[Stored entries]
• • • • • • •

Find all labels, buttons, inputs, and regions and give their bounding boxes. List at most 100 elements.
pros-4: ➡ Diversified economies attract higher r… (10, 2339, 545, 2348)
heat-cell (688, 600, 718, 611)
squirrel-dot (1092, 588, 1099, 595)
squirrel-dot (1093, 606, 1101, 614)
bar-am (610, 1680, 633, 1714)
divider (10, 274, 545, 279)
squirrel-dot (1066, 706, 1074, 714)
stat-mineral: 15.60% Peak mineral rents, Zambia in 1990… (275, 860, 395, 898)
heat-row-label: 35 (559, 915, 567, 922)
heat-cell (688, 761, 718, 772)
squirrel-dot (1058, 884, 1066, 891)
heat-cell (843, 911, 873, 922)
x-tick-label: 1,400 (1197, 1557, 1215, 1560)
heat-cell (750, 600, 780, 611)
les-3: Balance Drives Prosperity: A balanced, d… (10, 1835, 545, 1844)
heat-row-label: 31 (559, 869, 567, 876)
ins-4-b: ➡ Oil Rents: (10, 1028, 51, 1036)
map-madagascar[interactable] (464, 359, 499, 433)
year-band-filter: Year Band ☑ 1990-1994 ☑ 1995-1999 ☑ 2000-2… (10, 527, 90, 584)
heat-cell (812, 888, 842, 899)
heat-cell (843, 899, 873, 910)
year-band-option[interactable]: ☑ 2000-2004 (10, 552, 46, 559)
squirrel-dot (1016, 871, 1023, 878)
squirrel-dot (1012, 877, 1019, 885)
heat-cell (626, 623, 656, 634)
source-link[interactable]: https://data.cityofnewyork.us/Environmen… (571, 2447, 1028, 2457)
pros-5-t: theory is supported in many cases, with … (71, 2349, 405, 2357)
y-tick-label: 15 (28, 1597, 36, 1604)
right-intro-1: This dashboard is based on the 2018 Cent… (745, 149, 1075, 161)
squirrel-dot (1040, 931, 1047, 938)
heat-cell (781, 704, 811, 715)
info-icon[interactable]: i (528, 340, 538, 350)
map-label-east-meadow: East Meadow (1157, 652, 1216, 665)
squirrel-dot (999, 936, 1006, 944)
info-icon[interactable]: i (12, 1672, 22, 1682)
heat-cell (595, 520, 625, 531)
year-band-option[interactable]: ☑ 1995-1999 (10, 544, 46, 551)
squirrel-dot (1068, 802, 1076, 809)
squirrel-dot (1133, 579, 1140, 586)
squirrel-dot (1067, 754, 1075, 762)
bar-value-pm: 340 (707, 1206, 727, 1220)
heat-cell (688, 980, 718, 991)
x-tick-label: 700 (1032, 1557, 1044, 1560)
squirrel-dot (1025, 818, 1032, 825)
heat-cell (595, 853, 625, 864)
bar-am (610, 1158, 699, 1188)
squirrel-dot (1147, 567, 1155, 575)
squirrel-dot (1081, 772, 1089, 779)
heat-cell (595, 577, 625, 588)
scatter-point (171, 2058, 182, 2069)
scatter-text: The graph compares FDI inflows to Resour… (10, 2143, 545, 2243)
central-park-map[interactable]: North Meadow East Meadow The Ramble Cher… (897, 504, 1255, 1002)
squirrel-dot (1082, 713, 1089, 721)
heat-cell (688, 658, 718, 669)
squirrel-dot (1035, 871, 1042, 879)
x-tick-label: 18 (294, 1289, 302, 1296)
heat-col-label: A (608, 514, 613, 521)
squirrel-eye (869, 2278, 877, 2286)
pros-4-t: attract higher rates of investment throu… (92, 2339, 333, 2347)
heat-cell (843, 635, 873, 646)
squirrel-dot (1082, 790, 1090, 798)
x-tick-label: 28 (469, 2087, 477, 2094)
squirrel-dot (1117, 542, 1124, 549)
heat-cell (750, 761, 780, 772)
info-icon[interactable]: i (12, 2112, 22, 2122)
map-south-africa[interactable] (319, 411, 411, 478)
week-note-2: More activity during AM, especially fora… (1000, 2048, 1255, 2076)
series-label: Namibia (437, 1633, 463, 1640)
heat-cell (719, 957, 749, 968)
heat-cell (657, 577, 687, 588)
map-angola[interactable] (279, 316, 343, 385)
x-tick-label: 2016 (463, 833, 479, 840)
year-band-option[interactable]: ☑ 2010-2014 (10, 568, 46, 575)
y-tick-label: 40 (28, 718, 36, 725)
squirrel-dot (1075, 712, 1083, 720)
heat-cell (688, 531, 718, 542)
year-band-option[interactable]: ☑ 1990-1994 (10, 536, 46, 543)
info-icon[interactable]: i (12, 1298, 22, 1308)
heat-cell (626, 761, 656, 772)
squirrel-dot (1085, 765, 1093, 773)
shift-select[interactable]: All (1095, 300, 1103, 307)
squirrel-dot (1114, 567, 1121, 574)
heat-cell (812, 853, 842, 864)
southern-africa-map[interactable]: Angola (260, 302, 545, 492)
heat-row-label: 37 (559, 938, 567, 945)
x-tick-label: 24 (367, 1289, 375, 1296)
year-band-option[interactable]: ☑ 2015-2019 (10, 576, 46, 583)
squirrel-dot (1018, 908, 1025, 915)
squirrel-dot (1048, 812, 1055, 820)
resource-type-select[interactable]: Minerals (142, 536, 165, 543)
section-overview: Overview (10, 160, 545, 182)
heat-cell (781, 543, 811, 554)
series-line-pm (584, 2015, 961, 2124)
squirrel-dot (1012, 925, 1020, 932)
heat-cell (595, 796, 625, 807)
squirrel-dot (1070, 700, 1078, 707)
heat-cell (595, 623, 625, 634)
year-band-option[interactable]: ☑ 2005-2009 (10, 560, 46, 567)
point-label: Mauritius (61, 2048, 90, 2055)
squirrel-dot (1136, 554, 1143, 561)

• • • • • • •

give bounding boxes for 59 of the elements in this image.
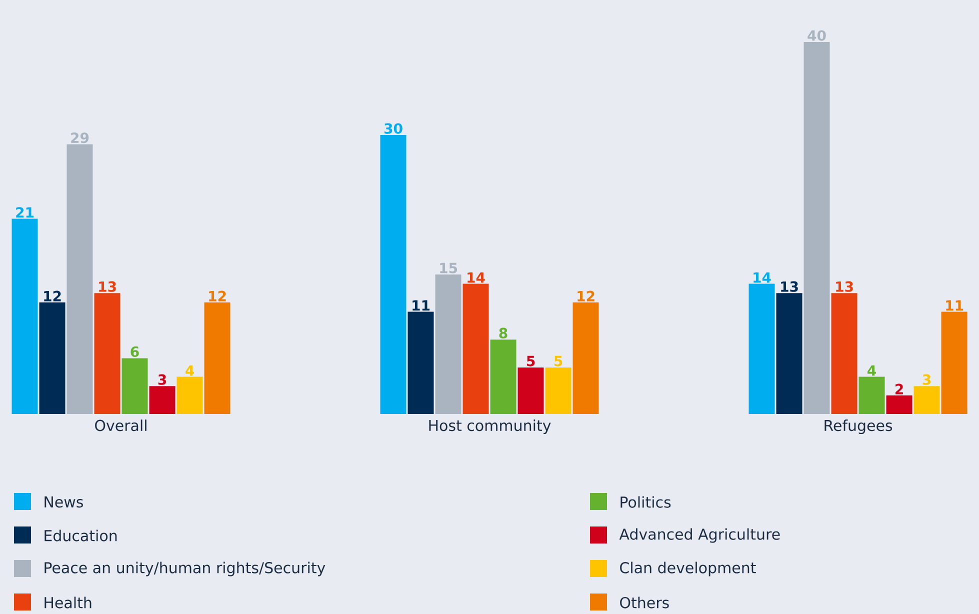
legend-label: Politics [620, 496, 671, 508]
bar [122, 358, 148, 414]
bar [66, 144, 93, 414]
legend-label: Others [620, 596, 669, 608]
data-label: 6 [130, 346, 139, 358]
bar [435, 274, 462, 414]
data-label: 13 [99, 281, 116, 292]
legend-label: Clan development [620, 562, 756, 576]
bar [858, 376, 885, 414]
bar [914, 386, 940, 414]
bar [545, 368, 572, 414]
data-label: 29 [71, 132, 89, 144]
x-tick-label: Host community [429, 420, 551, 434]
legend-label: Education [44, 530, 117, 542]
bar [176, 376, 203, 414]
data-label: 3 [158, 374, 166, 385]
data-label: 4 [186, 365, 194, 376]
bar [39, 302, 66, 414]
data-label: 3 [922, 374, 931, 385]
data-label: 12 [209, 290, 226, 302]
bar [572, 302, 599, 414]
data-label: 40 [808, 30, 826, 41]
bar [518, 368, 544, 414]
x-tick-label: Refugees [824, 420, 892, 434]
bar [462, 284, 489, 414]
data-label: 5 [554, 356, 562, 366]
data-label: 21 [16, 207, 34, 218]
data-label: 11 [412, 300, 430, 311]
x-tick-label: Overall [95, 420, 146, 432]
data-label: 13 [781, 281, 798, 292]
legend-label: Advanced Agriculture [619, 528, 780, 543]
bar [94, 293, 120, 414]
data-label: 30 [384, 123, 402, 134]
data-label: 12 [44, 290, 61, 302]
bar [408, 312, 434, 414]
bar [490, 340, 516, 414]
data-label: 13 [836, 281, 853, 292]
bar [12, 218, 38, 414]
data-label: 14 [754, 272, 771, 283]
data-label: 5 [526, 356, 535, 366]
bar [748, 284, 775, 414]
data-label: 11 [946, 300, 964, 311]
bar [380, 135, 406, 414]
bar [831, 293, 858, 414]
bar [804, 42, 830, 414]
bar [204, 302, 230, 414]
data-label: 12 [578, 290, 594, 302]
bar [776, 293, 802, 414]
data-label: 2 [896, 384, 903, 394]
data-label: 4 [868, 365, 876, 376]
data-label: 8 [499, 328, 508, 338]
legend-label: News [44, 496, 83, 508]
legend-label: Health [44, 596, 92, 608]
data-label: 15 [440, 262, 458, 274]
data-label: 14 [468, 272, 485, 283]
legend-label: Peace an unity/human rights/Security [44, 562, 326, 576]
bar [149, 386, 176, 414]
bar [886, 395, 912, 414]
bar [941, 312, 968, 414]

• • • • • • •

**Work instructions:**
Can you quote the material word for word, from the line with "give bounding boxes" up to and including the line with "bar [941, 312, 968, 414]", while leaving out the pictures?

**Response:**
give bounding boxes for 59 of the elements in this image.
legend-label: Politics [620, 496, 671, 508]
bar [122, 358, 148, 414]
bar [66, 144, 93, 414]
legend-label: Others [620, 596, 669, 608]
data-label: 6 [130, 346, 139, 358]
bar [435, 274, 462, 414]
data-label: 13 [99, 281, 116, 292]
legend-label: Clan development [620, 562, 756, 576]
bar [858, 376, 885, 414]
bar [914, 386, 940, 414]
bar [545, 368, 572, 414]
data-label: 29 [71, 132, 89, 144]
x-tick-label: Host community [429, 420, 551, 434]
legend-label: Education [44, 530, 117, 542]
bar [176, 376, 203, 414]
data-label: 3 [158, 374, 166, 385]
data-label: 4 [186, 365, 194, 376]
bar [39, 302, 66, 414]
data-label: 3 [922, 374, 931, 385]
data-label: 12 [209, 290, 226, 302]
bar [572, 302, 599, 414]
data-label: 40 [808, 30, 826, 41]
bar [518, 368, 544, 414]
x-tick-label: Refugees [824, 420, 892, 434]
bar [462, 284, 489, 414]
data-label: 5 [554, 356, 562, 366]
data-label: 21 [16, 207, 34, 218]
data-label: 11 [412, 300, 430, 311]
x-tick-label: Overall [95, 420, 146, 432]
data-label: 13 [781, 281, 798, 292]
legend-label: Advanced Agriculture [619, 528, 780, 543]
bar [94, 293, 120, 414]
data-label: 30 [384, 123, 402, 134]
data-label: 12 [44, 290, 61, 302]
bar [408, 312, 434, 414]
bar [490, 340, 516, 414]
data-label: 13 [836, 281, 853, 292]
bar [12, 218, 38, 414]
data-label: 14 [754, 272, 771, 283]
data-label: 5 [526, 356, 535, 366]
bar [748, 284, 775, 414]
data-label: 11 [946, 300, 964, 311]
bar [380, 135, 406, 414]
bar [831, 293, 858, 414]
bar [804, 42, 830, 414]
bar [204, 302, 230, 414]
data-label: 12 [578, 290, 594, 302]
bar [776, 293, 802, 414]
data-label: 2 [896, 384, 903, 394]
data-label: 4 [868, 365, 876, 376]
data-label: 8 [499, 328, 508, 338]
legend-label: News [44, 496, 83, 508]
legend-label: Health [44, 596, 92, 608]
data-label: 15 [440, 262, 458, 274]
data-label: 14 [468, 272, 485, 283]
legend-label: Peace an unity/human rights/Security [44, 562, 326, 576]
bar [149, 386, 176, 414]
bar [886, 395, 912, 414]
bar [941, 312, 968, 414]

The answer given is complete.